◆ EXERCISE BRIEF ◆
Copy every entry word for word. Skip the pictures.
# ITEMS start
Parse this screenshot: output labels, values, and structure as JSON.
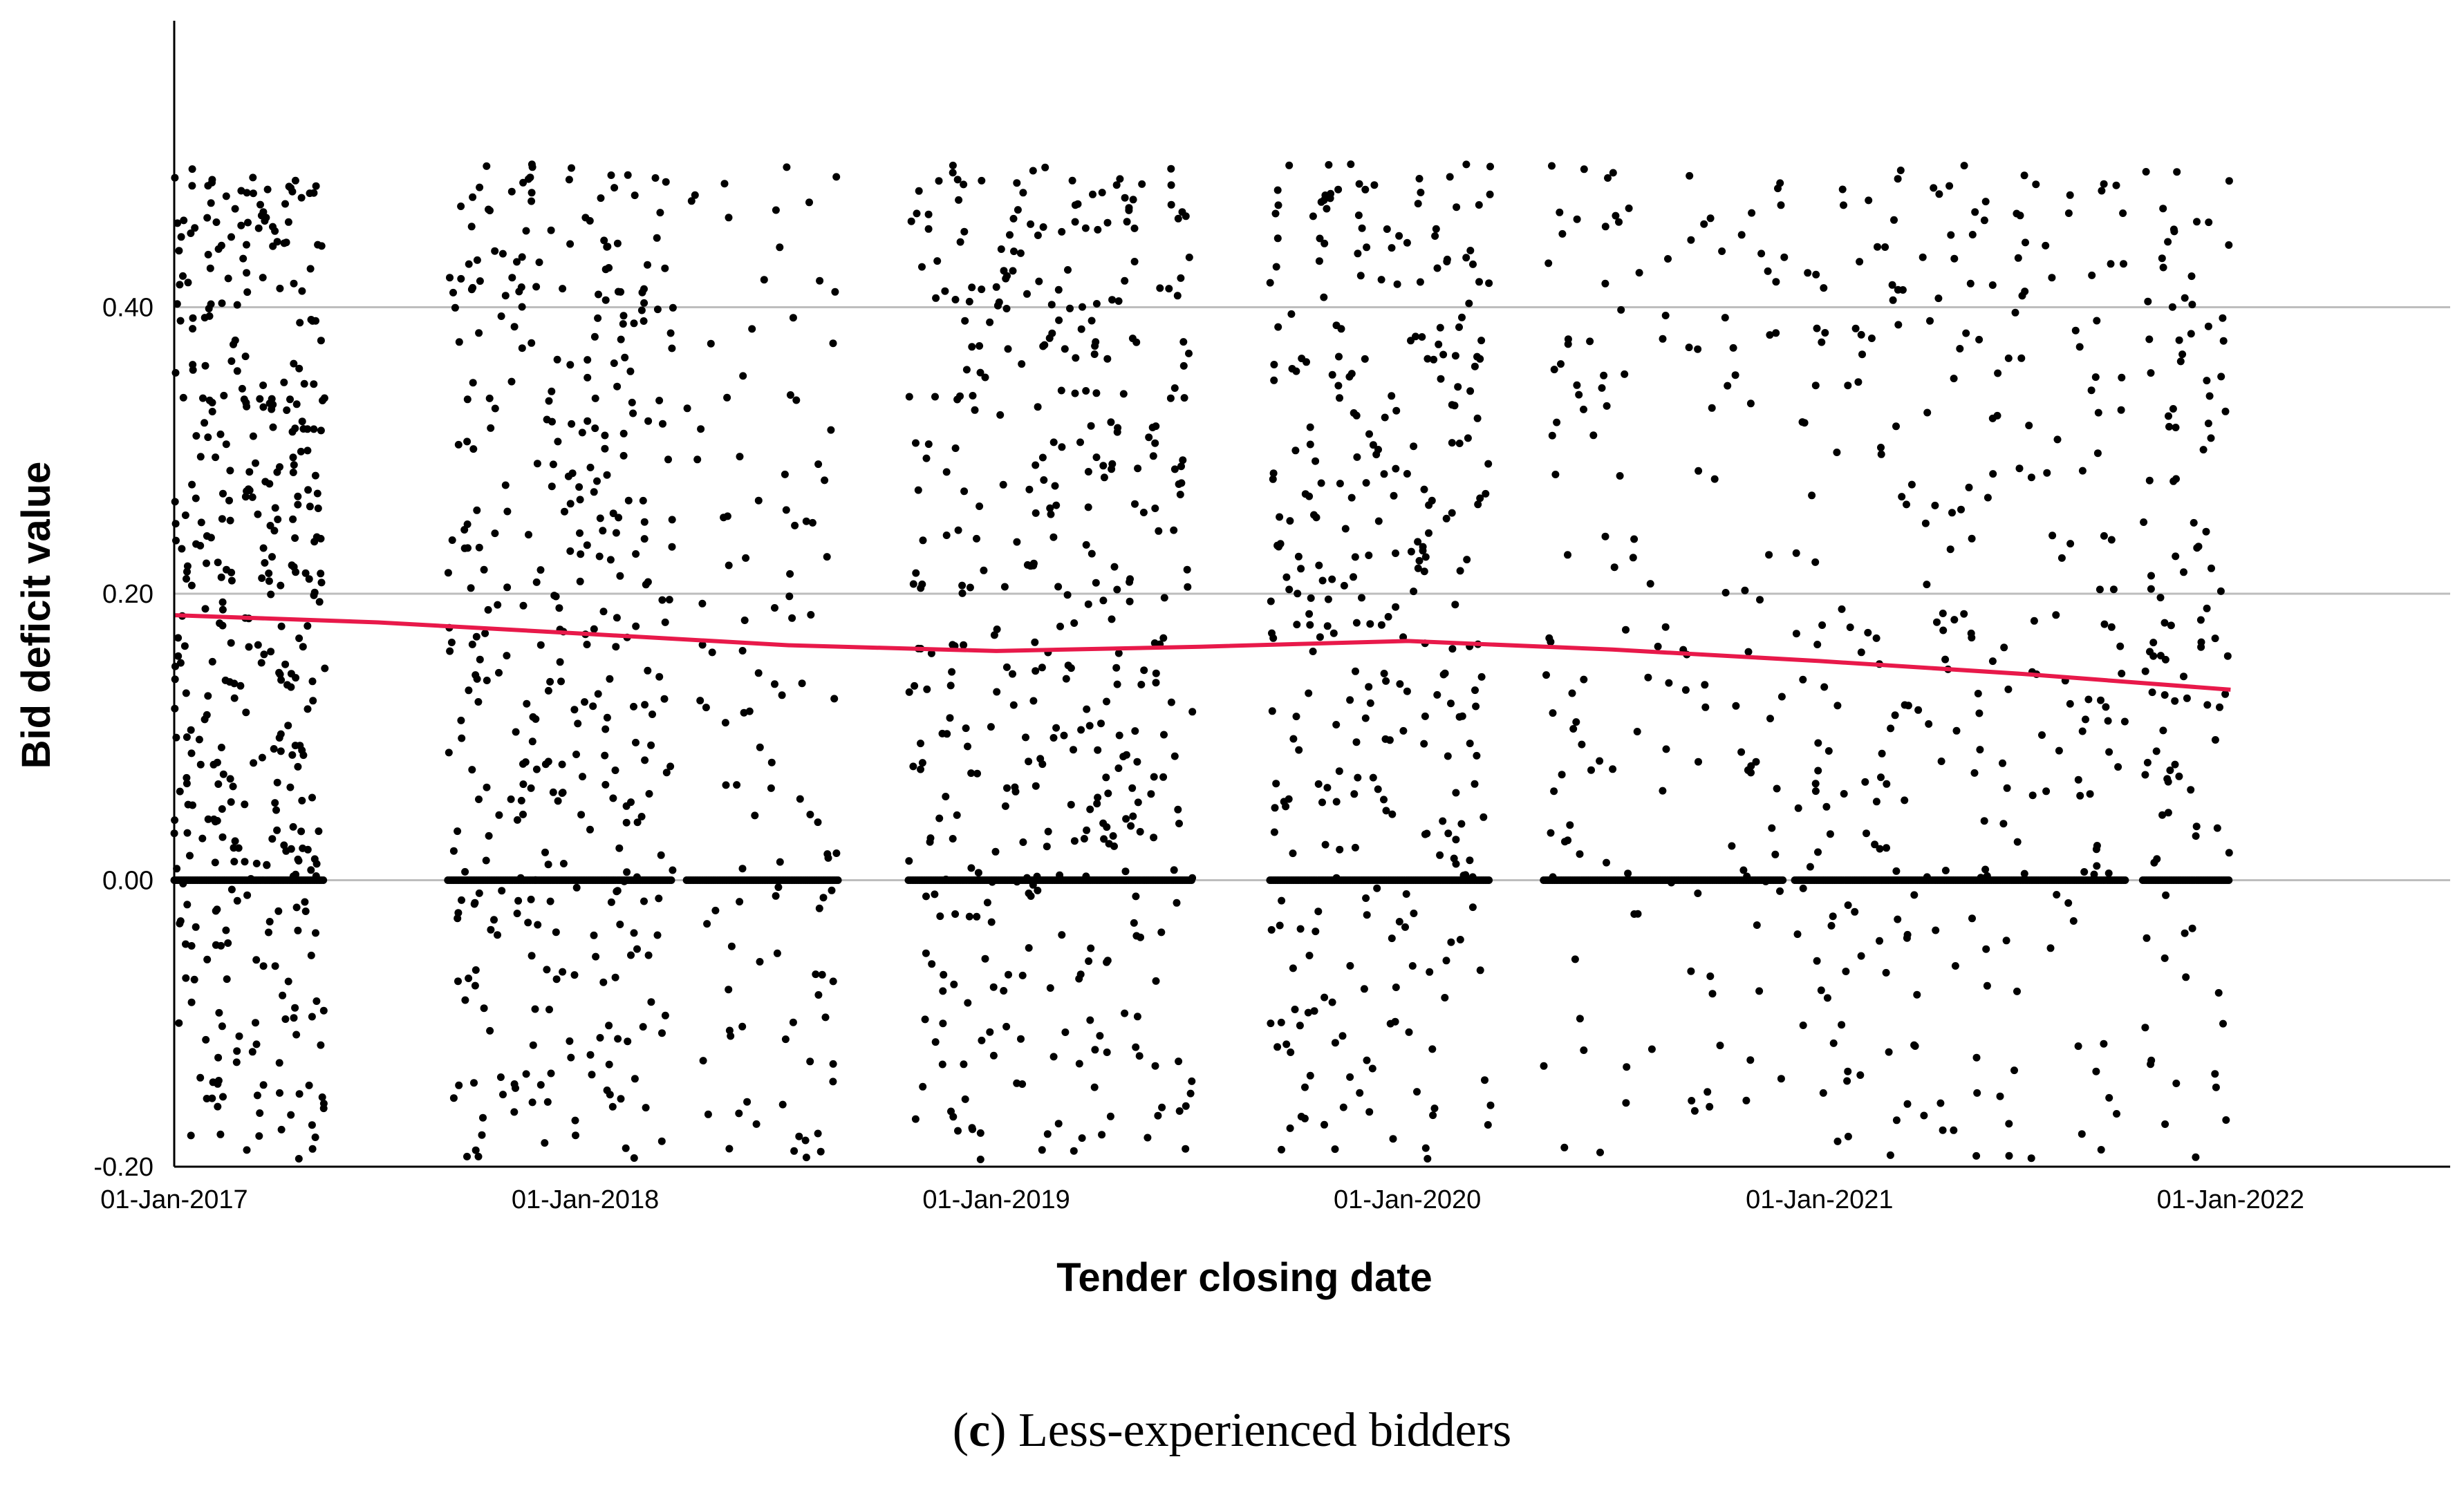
{
  "caption": {
    "letter": "c",
    "text": "Less-experienced bidders"
  },
  "colors": {
    "points": "#000000",
    "fit_line": "#e8194a",
    "gridline": "#bdbdbd",
    "axis": "#000000"
  },
  "chart_data": {
    "type": "scatter",
    "title": "",
    "xlabel": "Tender closing date",
    "ylabel": "Bid deficit value",
    "x_ticks": [
      "01-Jan-2017",
      "01-Jan-2018",
      "01-Jan-2019",
      "01-Jan-2020",
      "01-Jan-2021",
      "01-Jan-2022"
    ],
    "y_ticks": [
      "-0.20",
      "0.00",
      "0.20",
      "0.40"
    ],
    "xlim": [
      "2017-01-01",
      "2022-07-15"
    ],
    "ylim": [
      -0.2,
      0.6
    ],
    "grid": "horizontal",
    "fit_line": {
      "type": "loess",
      "x": [
        "2017-01-01",
        "2017-07-01",
        "2018-01-01",
        "2018-07-01",
        "2019-01-01",
        "2019-07-01",
        "2020-01-01",
        "2020-07-01",
        "2021-01-01",
        "2021-07-01",
        "2022-01-01"
      ],
      "y": [
        0.185,
        0.18,
        0.172,
        0.164,
        0.16,
        0.163,
        0.167,
        0.161,
        0.153,
        0.144,
        0.133
      ]
    },
    "point_clusters": [
      {
        "x_start": "2017-01-01",
        "x_end": "2017-05-15",
        "count": 420
      },
      {
        "x_start": "2017-09-01",
        "x_end": "2018-03-20",
        "count": 380
      },
      {
        "x_start": "2018-04-01",
        "x_end": "2018-08-15",
        "count": 110
      },
      {
        "x_start": "2018-10-15",
        "x_end": "2019-06-25",
        "count": 430
      },
      {
        "x_start": "2019-09-01",
        "x_end": "2020-03-15",
        "count": 330
      },
      {
        "x_start": "2020-05-01",
        "x_end": "2020-12-01",
        "count": 150
      },
      {
        "x_start": "2020-12-10",
        "x_end": "2021-10-01",
        "count": 280
      },
      {
        "x_start": "2021-10-15",
        "x_end": "2022-01-01",
        "count": 110
      }
    ],
    "zero_line_points": true
  }
}
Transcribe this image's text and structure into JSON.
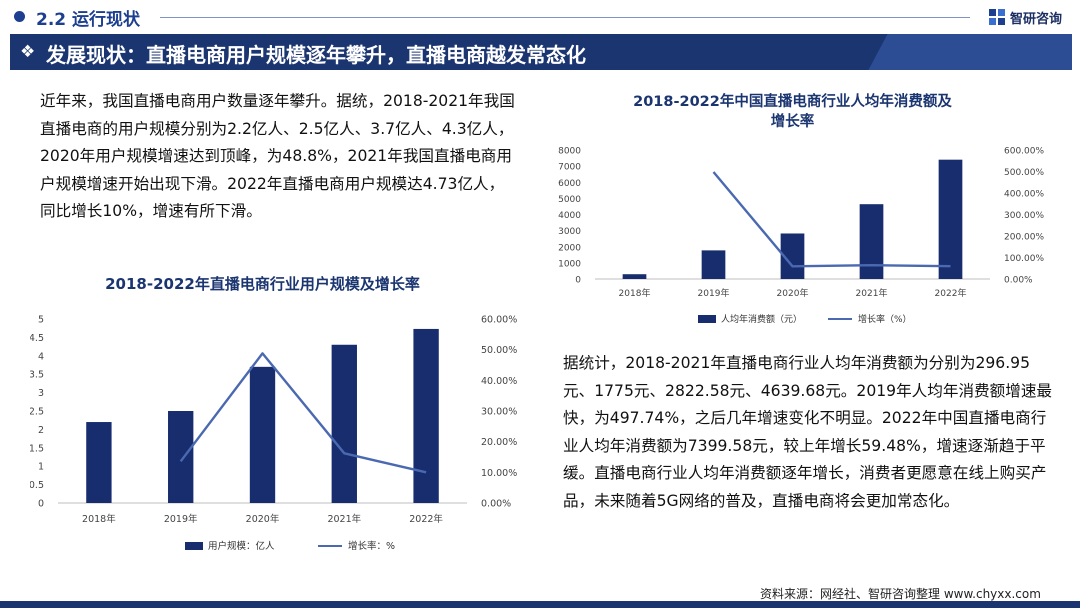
{
  "header": {
    "section_title": "2.2 运行现状",
    "brand": "智研咨询"
  },
  "banner": {
    "icon": "diamond-arrows-icon",
    "title": "发展现状：直播电商用户规模逐年攀升，直播电商越发常态化"
  },
  "body": {
    "paragraph_left": "近年来，我国直播电商用户数量逐年攀升。据统，2018-2021年我国直播电商的用户规模分别为2.2亿人、2.5亿人、3.7亿人、4.3亿人，2020年用户规模增速达到顶峰，为48.8%，2021年我国直播电商用户规模增速开始出现下滑。2022年直播电商用户规模达4.73亿人，同比增长10%，增速有所下滑。",
    "paragraph_right": "据统计，2018-2021年直播电商行业人均年消费额为分别为296.95元、1775元、2822.58元、4639.68元。2019年人均年消费额增速最快，为497.74%，之后几年增速变化不明显。2022年中国直播电商行业人均年消费额为7399.58元，较上年增长59.48%，增速逐渐趋于平缓。直播电商行业人均年消费额逐年增长，消费者更愿意在线上购买产品，未来随着5G网络的普及，直播电商将会更加常态化。"
  },
  "footer": {
    "source": "资料来源：网经社、智研咨询整理   www.chyxx.com"
  },
  "colors": {
    "navy": "#1b3570",
    "bar": "#182d6e",
    "line": "#4a69b0",
    "axis_text": "#444444"
  },
  "chart_data": [
    {
      "type": "bar",
      "title": "2018-2022年直播电商行业用户规模及增长率",
      "categories": [
        "2018年",
        "2019年",
        "2020年",
        "2021年",
        "2022年"
      ],
      "series": [
        {
          "name": "用户规模：亿人",
          "type": "bar",
          "axis": "left",
          "values": [
            2.2,
            2.5,
            3.7,
            4.3,
            4.73
          ]
        },
        {
          "name": "增长率：%",
          "type": "line",
          "axis": "right",
          "values": [
            null,
            13.6,
            48.8,
            16.2,
            10
          ]
        }
      ],
      "y_left": {
        "min": 0,
        "max": 5,
        "ticks": [
          "0",
          "0.5",
          "1",
          "1.5",
          "2",
          "2.5",
          "3",
          "3.5",
          "4",
          "4.5",
          "5"
        ]
      },
      "y_right": {
        "min": 0,
        "max": 60,
        "ticks": [
          "0.00%",
          "10.00%",
          "20.00%",
          "30.00%",
          "40.00%",
          "50.00%",
          "60.00%"
        ]
      },
      "legend": "bottom",
      "grid": false
    },
    {
      "type": "bar",
      "title": "2018-2022年中国直播电商行业人均年消费额及增长率",
      "categories": [
        "2018年",
        "2019年",
        "2020年",
        "2021年",
        "2022年"
      ],
      "series": [
        {
          "name": "人均年消费额（元）",
          "type": "bar",
          "axis": "left",
          "values": [
            296.95,
            1775,
            2822.58,
            4639.68,
            7399.58
          ]
        },
        {
          "name": "增长率（%）",
          "type": "line",
          "axis": "right",
          "values": [
            null,
            497.74,
            59.02,
            64.38,
            59.48
          ]
        }
      ],
      "y_left": {
        "min": 0,
        "max": 8000,
        "ticks": [
          "0",
          "1000",
          "2000",
          "3000",
          "4000",
          "5000",
          "6000",
          "7000",
          "8000"
        ]
      },
      "y_right": {
        "min": 0,
        "max": 600,
        "ticks": [
          "0.00%",
          "100.00%",
          "200.00%",
          "300.00%",
          "400.00%",
          "500.00%",
          "600.00%"
        ]
      },
      "legend": "bottom",
      "grid": false
    }
  ]
}
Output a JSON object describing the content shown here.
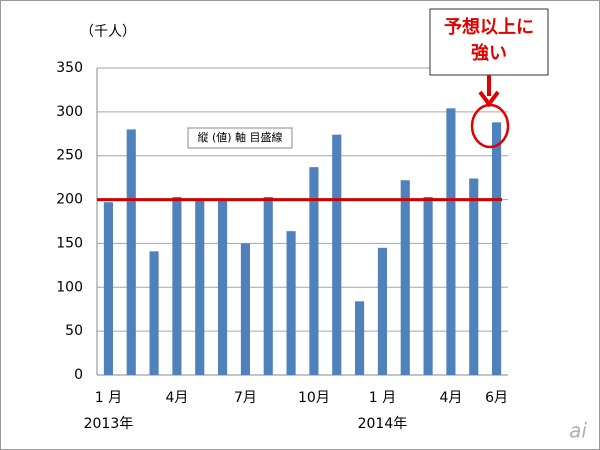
{
  "chart_data": {
    "type": "bar",
    "unit_label": "（千人）",
    "categories": [
      "1 月",
      null,
      null,
      "4月",
      null,
      null,
      "7月",
      null,
      null,
      "10月",
      null,
      null,
      "1 月",
      null,
      null,
      "4月",
      null,
      "6月"
    ],
    "year_labels": [
      {
        "index": 0,
        "label": "2013年"
      },
      {
        "index": 12,
        "label": "2014年"
      }
    ],
    "values": [
      197,
      280,
      141,
      203,
      200,
      200,
      150,
      203,
      164,
      237,
      274,
      84,
      145,
      222,
      203,
      304,
      224,
      288
    ],
    "color": "#4f81bd",
    "ylim": [
      0,
      350
    ],
    "yticks": [
      0,
      50,
      100,
      150,
      200,
      250,
      300,
      350
    ],
    "grid": true,
    "reference_line": 200,
    "reference_color": "#d00000",
    "tooltip": "縦 (値) 軸 目盛線",
    "annotation": [
      "予想以上に",
      "強い"
    ],
    "watermark": "ai"
  }
}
# ITEMS end
◆ RESPONSE ◆
Parse this screenshot: output labels, values, and structure as JSON.
{
  "caption": {
    "letter": "c",
    "text": "Less-experienced bidders"
  },
  "colors": {
    "points": "#000000",
    "fit_line": "#e8194a",
    "gridline": "#bdbdbd",
    "axis": "#000000"
  },
  "chart_data": {
    "type": "scatter",
    "title": "",
    "xlabel": "Tender closing date",
    "ylabel": "Bid deficit value",
    "x_ticks": [
      "01-Jan-2017",
      "01-Jan-2018",
      "01-Jan-2019",
      "01-Jan-2020",
      "01-Jan-2021",
      "01-Jan-2022"
    ],
    "y_ticks": [
      "-0.20",
      "0.00",
      "0.20",
      "0.40"
    ],
    "xlim": [
      "2017-01-01",
      "2022-07-15"
    ],
    "ylim": [
      -0.2,
      0.6
    ],
    "grid": "horizontal",
    "fit_line": {
      "type": "loess",
      "x": [
        "2017-01-01",
        "2017-07-01",
        "2018-01-01",
        "2018-07-01",
        "2019-01-01",
        "2019-07-01",
        "2020-01-01",
        "2020-07-01",
        "2021-01-01",
        "2021-07-01",
        "2022-01-01"
      ],
      "y": [
        0.185,
        0.18,
        0.172,
        0.164,
        0.16,
        0.163,
        0.167,
        0.161,
        0.153,
        0.144,
        0.133
      ]
    },
    "point_clusters": [
      {
        "x_start": "2017-01-01",
        "x_end": "2017-05-15",
        "count": 420
      },
      {
        "x_start": "2017-09-01",
        "x_end": "2018-03-20",
        "count": 380
      },
      {
        "x_start": "2018-04-01",
        "x_end": "2018-08-15",
        "count": 110
      },
      {
        "x_start": "2018-10-15",
        "x_end": "2019-06-25",
        "count": 430
      },
      {
        "x_start": "2019-09-01",
        "x_end": "2020-03-15",
        "count": 330
      },
      {
        "x_start": "2020-05-01",
        "x_end": "2020-12-01",
        "count": 150
      },
      {
        "x_start": "2020-12-10",
        "x_end": "2021-10-01",
        "count": 280
      },
      {
        "x_start": "2021-10-15",
        "x_end": "2022-01-01",
        "count": 110
      }
    ],
    "zero_line_points": true
  }
}
Transcribe this image's text and structure into JSON.
{
  "header": {
    "section_title": "2.2 运行现状",
    "brand": "智研咨询"
  },
  "banner": {
    "icon": "diamond-arrows-icon",
    "title": "发展现状：直播电商用户规模逐年攀升，直播电商越发常态化"
  },
  "body": {
    "paragraph_left": "近年来，我国直播电商用户数量逐年攀升。据统，2018-2021年我国直播电商的用户规模分别为2.2亿人、2.5亿人、3.7亿人、4.3亿人，2020年用户规模增速达到顶峰，为48.8%，2021年我国直播电商用户规模增速开始出现下滑。2022年直播电商用户规模达4.73亿人，同比增长10%，增速有所下滑。",
    "paragraph_right": "据统计，2018-2021年直播电商行业人均年消费额为分别为296.95元、1775元、2822.58元、4639.68元。2019年人均年消费额增速最快，为497.74%，之后几年增速变化不明显。2022年中国直播电商行业人均年消费额为7399.58元，较上年增长59.48%，增速逐渐趋于平缓。直播电商行业人均年消费额逐年增长，消费者更愿意在线上购买产品，未来随着5G网络的普及，直播电商将会更加常态化。"
  },
  "footer": {
    "source": "资料来源：网经社、智研咨询整理   www.chyxx.com"
  },
  "colors": {
    "navy": "#1b3570",
    "bar": "#182d6e",
    "line": "#4a69b0",
    "axis_text": "#444444"
  },
  "chart_data": [
    {
      "type": "bar",
      "title": "2018-2022年直播电商行业用户规模及增长率",
      "categories": [
        "2018年",
        "2019年",
        "2020年",
        "2021年",
        "2022年"
      ],
      "series": [
        {
          "name": "用户规模：亿人",
          "type": "bar",
          "axis": "left",
          "values": [
            2.2,
            2.5,
            3.7,
            4.3,
            4.73
          ]
        },
        {
          "name": "增长率：%",
          "type": "line",
          "axis": "right",
          "values": [
            null,
            13.6,
            48.8,
            16.2,
            10
          ]
        }
      ],
      "y_left": {
        "min": 0,
        "max": 5,
        "ticks": [
          "0",
          "0.5",
          "1",
          "1.5",
          "2",
          "2.5",
          "3",
          "3.5",
          "4",
          "4.5",
          "5"
        ]
      },
      "y_right": {
        "min": 0,
        "max": 60,
        "ticks": [
          "0.00%",
          "10.00%",
          "20.00%",
          "30.00%",
          "40.00%",
          "50.00%",
          "60.00%"
        ]
      },
      "legend": "bottom",
      "grid": false
    },
    {
      "type": "bar",
      "title": "2018-2022年中国直播电商行业人均年消费额及增长率",
      "categories": [
        "2018年",
        "2019年",
        "2020年",
        "2021年",
        "2022年"
      ],
      "series": [
        {
          "name": "人均年消费额（元）",
          "type": "bar",
          "axis": "left",
          "values": [
            296.95,
            1775,
            2822.58,
            4639.68,
            7399.58
          ]
        },
        {
          "name": "增长率（%）",
          "type": "line",
          "axis": "right",
          "values": [
            null,
            497.74,
            59.02,
            64.38,
            59.48
          ]
        }
      ],
      "y_left": {
        "min": 0,
        "max": 8000,
        "ticks": [
          "0",
          "1000",
          "2000",
          "3000",
          "4000",
          "5000",
          "6000",
          "7000",
          "8000"
        ]
      },
      "y_right": {
        "min": 0,
        "max": 600,
        "ticks": [
          "0.00%",
          "100.00%",
          "200.00%",
          "300.00%",
          "400.00%",
          "500.00%",
          "600.00%"
        ]
      },
      "legend": "bottom",
      "grid": false
    }
  ]
}
Output a JSON object describing the content shown here.
{
  "chart_data": {
    "type": "bar",
    "unit_label": "（千人）",
    "categories": [
      "1 月",
      null,
      null,
      "4月",
      null,
      null,
      "7月",
      null,
      null,
      "10月",
      null,
      null,
      "1 月",
      null,
      null,
      "4月",
      null,
      "6月"
    ],
    "year_labels": [
      {
        "index": 0,
        "label": "2013年"
      },
      {
        "index": 12,
        "label": "2014年"
      }
    ],
    "values": [
      197,
      280,
      141,
      203,
      200,
      200,
      150,
      203,
      164,
      237,
      274,
      84,
      145,
      222,
      203,
      304,
      224,
      288
    ],
    "color": "#4f81bd",
    "ylim": [
      0,
      350
    ],
    "yticks": [
      0,
      50,
      100,
      150,
      200,
      250,
      300,
      350
    ],
    "grid": true,
    "reference_line": 200,
    "reference_color": "#d00000",
    "tooltip": "縦 (値) 軸 目盛線",
    "annotation": [
      "予想以上に",
      "強い"
    ],
    "watermark": "ai"
  }
}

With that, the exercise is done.